▶ **Requests**:
1 – Write out the part of the estate planning text starting with "Under the best" and going on through "sale of assets.".
2 – Extend the text on estate planning and probate, picking up right after its final sentence.

▶ **Passage**:
ESTATE PLANNING is the process by which a person can determine and control what happens to their assets upon their death and which assets are accessible to creditor claims.  The most common legal document used in estate planning is  a "Last Will  and Testament".  


HOWEVER, both the State's default intestate version of what happens AND the deceased individual's version, set out  in a "Will"  require a probate court proceeding and an Order signed by a Judge to become effective. The proceedings are public. Names and addresses of heirs for intestate individuals are public, and the terms of a "Will" are public. Newspaper notices are required. The assets and debts of the estate are public.  It often takes months or even years to settle and distribute the assets of a probated estate.


The legal purpose of probate is to judicially transfer clear title to assets which had been owned by the decedent.  However, before that happens, creditors are first given an opportunity to file and pursue their claims against the estate. 

Even though holders of secured debts, such as mortgages and car notes, have a lien on assets to assure that they are paid, the probate process gives secured lien holders an opportunity to satisfy their claim from the assets of the entire estate rather than just from the specific asset on which they have a lien. Unsecured creditors are also given an  opportunity to satisfy their claim from the assets of the entire estate.  This can result in assets being forced to be sold to satisfy debts even though the asset may have been in the family  for generations.

Under the best of circumstances, there are attorney fees and other costs associated with probate proceedings.  Both of these alternatives can also result in expensive, time-consuming. protracted contested Court battles.


In addition, while the court proceedings drag on, there are often additional ongoing expenses such as property taxes, utilities, storage fees, and insurance premiums that have to be paid.  It may take months before the executor or administrator has access to funds to pay these expeneses.  Some estates may have assets but no cash.  Even if the Court allows assets to be sold to raise funds necessary to pay ongoing expeneses, it takes additional time to get back to court to have a hearing requesting to authorize the sale of assets.

▶ **Material supplied**:
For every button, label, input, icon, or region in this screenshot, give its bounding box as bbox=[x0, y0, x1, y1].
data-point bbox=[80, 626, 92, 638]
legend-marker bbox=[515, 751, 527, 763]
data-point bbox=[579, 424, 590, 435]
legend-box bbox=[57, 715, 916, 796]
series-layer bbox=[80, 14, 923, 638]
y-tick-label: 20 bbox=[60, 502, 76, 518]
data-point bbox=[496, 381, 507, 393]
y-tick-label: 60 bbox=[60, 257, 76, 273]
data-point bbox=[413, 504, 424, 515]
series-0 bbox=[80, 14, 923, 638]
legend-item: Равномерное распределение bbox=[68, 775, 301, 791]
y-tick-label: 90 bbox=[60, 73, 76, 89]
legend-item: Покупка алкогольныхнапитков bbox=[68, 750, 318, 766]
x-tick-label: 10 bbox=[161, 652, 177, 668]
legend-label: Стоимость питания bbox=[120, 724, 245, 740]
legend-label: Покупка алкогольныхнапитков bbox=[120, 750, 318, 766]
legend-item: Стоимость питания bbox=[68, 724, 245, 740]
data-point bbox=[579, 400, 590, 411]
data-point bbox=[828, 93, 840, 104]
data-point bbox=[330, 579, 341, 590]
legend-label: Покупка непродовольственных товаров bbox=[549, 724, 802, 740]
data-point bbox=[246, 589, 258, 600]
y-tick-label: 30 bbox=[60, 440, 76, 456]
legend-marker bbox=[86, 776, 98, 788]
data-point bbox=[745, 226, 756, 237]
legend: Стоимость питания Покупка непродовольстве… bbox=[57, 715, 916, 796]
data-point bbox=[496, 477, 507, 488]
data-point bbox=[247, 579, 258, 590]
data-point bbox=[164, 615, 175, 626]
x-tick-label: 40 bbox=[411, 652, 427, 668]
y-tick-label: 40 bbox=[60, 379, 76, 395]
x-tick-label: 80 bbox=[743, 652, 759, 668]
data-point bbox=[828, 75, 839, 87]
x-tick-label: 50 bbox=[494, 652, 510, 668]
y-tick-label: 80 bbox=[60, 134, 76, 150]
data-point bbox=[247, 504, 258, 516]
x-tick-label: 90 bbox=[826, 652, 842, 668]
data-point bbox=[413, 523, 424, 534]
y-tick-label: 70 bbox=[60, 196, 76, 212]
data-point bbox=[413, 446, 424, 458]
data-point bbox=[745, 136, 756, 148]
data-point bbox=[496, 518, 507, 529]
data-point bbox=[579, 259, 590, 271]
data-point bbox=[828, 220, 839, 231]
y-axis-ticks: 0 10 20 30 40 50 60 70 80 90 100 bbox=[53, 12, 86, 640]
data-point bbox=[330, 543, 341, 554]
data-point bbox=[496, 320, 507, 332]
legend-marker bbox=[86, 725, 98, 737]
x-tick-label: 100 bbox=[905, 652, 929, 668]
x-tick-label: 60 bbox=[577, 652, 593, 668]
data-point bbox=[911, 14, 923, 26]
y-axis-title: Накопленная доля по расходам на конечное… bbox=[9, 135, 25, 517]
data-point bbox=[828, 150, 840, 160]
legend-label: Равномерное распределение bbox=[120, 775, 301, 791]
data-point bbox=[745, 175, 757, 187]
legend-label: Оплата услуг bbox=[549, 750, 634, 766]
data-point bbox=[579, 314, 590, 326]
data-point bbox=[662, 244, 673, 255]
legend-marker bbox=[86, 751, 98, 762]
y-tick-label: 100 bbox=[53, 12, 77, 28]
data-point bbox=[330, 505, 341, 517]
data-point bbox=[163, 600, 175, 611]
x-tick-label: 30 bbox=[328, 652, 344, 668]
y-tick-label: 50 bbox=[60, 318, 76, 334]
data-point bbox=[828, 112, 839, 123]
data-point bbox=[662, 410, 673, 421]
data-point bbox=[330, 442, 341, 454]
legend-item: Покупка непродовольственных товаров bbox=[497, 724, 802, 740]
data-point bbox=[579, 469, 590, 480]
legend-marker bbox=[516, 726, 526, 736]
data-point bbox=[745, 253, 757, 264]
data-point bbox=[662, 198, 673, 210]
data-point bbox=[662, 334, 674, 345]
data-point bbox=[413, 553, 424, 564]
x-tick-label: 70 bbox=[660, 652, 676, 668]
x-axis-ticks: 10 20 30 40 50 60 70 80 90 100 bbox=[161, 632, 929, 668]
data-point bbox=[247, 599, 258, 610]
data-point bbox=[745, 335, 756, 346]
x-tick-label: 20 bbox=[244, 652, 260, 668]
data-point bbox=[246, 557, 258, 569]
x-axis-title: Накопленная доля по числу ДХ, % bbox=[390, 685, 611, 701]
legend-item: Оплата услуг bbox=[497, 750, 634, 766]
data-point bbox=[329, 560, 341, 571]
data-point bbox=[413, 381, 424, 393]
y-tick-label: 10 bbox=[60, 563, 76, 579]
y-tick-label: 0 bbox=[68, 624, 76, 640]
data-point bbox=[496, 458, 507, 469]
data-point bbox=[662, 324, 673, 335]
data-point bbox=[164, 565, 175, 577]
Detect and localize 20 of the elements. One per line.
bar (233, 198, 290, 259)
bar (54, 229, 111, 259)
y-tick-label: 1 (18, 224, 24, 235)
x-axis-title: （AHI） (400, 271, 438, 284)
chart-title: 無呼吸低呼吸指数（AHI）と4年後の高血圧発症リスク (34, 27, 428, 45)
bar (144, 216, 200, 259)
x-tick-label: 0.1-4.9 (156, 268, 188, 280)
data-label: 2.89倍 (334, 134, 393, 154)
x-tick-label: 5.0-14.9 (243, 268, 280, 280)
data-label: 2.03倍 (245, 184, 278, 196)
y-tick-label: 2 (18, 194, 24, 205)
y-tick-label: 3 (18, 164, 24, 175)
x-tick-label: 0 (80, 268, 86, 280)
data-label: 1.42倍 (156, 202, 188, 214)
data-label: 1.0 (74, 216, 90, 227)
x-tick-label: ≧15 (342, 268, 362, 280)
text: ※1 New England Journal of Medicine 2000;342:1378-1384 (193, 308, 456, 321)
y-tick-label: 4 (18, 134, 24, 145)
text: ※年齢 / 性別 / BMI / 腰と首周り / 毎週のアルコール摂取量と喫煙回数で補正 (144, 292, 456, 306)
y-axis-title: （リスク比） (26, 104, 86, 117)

▶ **Outputs by task**:
1 –
Under the best of circumstances, there are attorney fees and other costs associated with probate proceedings.  Both of these alternatives can also result in expensive, time-consuming. protracted contested Court battles.


In addition, while the court proceedings drag on, there are often additional ongoing expenses such as property taxes, utilities, storage fees, and insurance premiums that have to be paid.  It may take months before the executor or administrator has access to funds to pay these expeneses.  Some estates may have assets but no cash.  Even if the Court allows assets to be sold to raise funds necessary to pay ongoing expeneses, it takes additional time to get back to court to have a hearing requesting to authorize the sale of assets.

2 –
Most often, these expenses as well as final expenses, succh as funeral expenses are paid by the executor or an heir from their own funds with expectation that they will be reimbursed at a later date. 



A LIVING TRUST is another type of Estate Planning legal document desgined by individuals to control what happens to assets upon the owner's death.  However unlike "Wills" and the "State" default plan, LIVING TRUSTS AVOID PROBATE!


So, what is a "TRUST"?

A Trust is a legal entity authorized by the state to be created by agreement between two parties for the benefit of a third party.  Every trust has three parties.  Those are the "creator" of the trust (also known as the "settlor" of the trust), the "Trustee" of the trust who agrees to accept and adminster assets placed into the trust by the creators of the trust,  and the "beneficiary" of the trust.  Each of these can also include more than one person.  

ONE PERSON CAN be the settlor, the trustee and the beneficiary.   In the case of a  Living Trust created by a husband and a wife, the trust would have two settlors.  Usually when spouses create a Living trust, the spouses both also serve as the initial Trustees of the trust and, they are usually the primary (first) beneficiciaries of the trust.  

Ultimately, one or more successor Trustee/s will take over after the death of the settlors.  The trust agreement will have set out what the creators of the trust want to have happen to their assets after their death.  This distribution plan is often identical to a distribution plan that would be contained in a "will".  It may also set out that some or all of the assets are to be continued to be held in trust for "contingent" or secondary beneficiaries.  The successor trustee may have been told to sell the assets and distribute cash to secondary beneficiaries or to convey assets to certain individuals.  All of this is done by the successor trustee/s without any permission by a court and without any delay.  This means that less ongoing expenses are incurred.  In that regard, the creator's of the trust often have set aside some cash for the benefit of the successor trustee to use for paying ongoing expenses.  

Although a Living Trust can be amended or revoked, should the  last of the creators of the trust become incapacitated,  a successor Trustee, desginated by the creators in the trust agreement is authorized to  manage the Estate while the  owner is still living without Court intervention.

Otherwise, when a person becomes unable to handle their own legal affairs, it is often necessary for a Court to appoint a Guardian for the person. The Court proceeding to appoint a Guardian and to oversee the actions of the Guardian  is usually even more expensive than probate proceedings. Two attorneys are required, one for person applying to be the guardian and one appointed by the Court to represent the incapacitated person. The Guardianship and Court proceedings continue as long as the person is alive.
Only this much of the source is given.